TO DO
Set down the material below word for word, excluding the pictures.
:::::
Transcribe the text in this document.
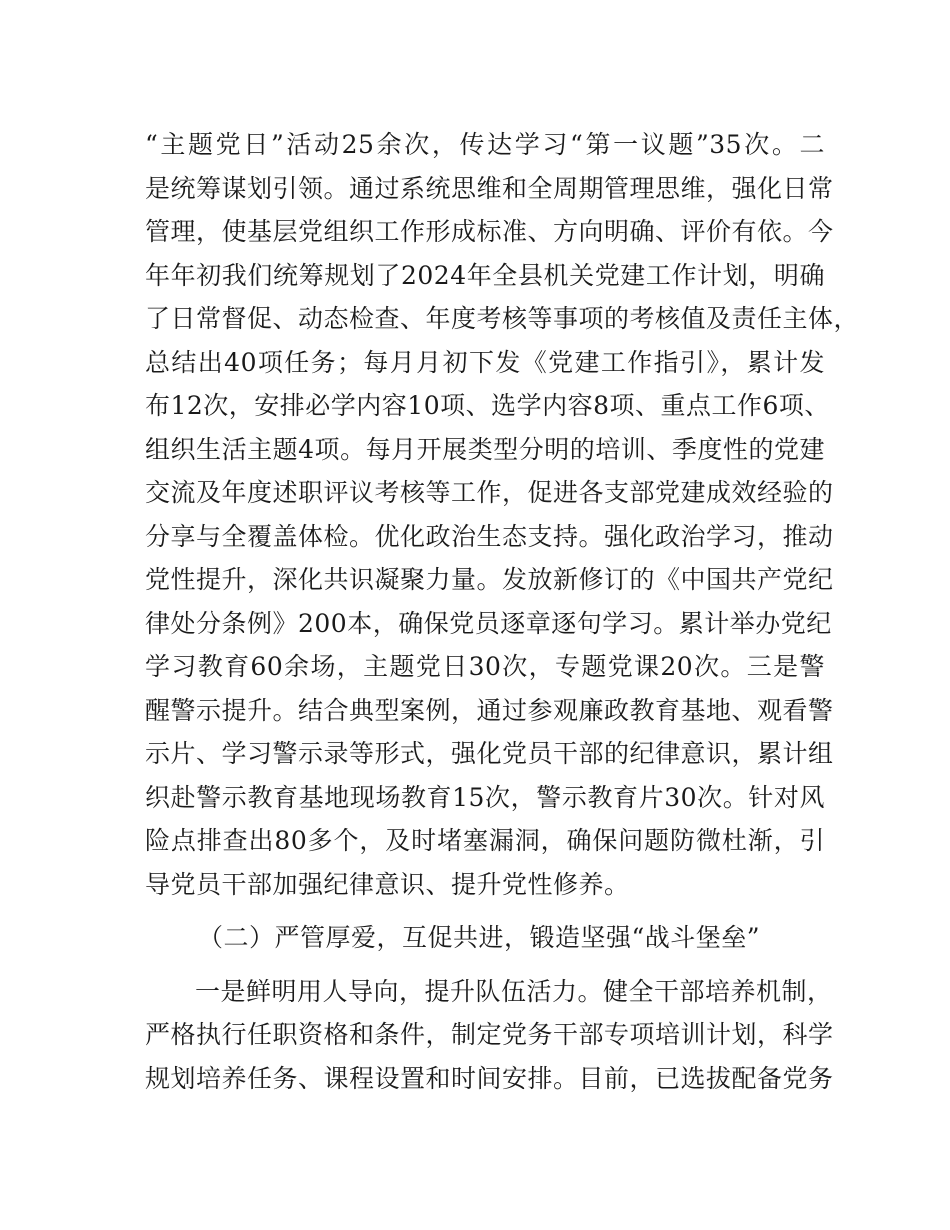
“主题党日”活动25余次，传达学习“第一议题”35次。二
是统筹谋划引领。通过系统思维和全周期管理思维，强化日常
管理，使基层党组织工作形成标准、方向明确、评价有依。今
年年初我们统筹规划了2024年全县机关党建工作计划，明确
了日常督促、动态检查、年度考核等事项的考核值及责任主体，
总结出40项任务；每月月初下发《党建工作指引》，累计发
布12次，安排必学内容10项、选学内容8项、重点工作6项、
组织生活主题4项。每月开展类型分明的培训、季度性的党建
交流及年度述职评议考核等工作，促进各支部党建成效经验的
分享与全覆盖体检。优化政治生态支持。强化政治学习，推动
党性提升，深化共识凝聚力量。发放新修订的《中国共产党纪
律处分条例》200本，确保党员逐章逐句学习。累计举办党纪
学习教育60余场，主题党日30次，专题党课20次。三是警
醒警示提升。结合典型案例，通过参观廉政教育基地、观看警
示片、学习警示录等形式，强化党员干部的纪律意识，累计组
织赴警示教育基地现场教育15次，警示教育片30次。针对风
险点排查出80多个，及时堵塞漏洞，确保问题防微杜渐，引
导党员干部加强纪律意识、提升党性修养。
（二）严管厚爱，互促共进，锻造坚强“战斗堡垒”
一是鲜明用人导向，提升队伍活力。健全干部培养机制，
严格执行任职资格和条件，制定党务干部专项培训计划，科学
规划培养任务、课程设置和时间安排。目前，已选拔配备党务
:::::
SOLUTION TO THIS TASK
Transcribe the text in this document.
“主题党日”活动25余次，传达学习“第一议题”35次。二
是统筹谋划引领。通过系统思维和全周期管理思维，强化日常
管理，使基层党组织工作形成标准、方向明确、评价有依。今
年年初我们统筹规划了2024年全县机关党建工作计划，明确
了日常督促、动态检查、年度考核等事项的考核值及责任主体，
总结出40项任务；每月月初下发《党建工作指引》，累计发
布12次，安排必学内容10项、选学内容8项、重点工作6项、
组织生活主题4项。每月开展类型分明的培训、季度性的党建
交流及年度述职评议考核等工作，促进各支部党建成效经验的
分享与全覆盖体检。优化政治生态支持。强化政治学习，推动
党性提升，深化共识凝聚力量。发放新修订的《中国共产党纪
律处分条例》200本，确保党员逐章逐句学习。累计举办党纪
学习教育60余场，主题党日30次，专题党课20次。三是警
醒警示提升。结合典型案例，通过参观廉政教育基地、观看警
示片、学习警示录等形式，强化党员干部的纪律意识，累计组
织赴警示教育基地现场教育15次，警示教育片30次。针对风
险点排查出80多个，及时堵塞漏洞，确保问题防微杜渐，引
导党员干部加强纪律意识、提升党性修养。
（二）严管厚爱，互促共进，锻造坚强“战斗堡垒”
一是鲜明用人导向，提升队伍活力。健全干部培养机制，
严格执行任职资格和条件，制定党务干部专项培训计划，科学
规划培养任务、课程设置和时间安排。目前，已选拔配备党务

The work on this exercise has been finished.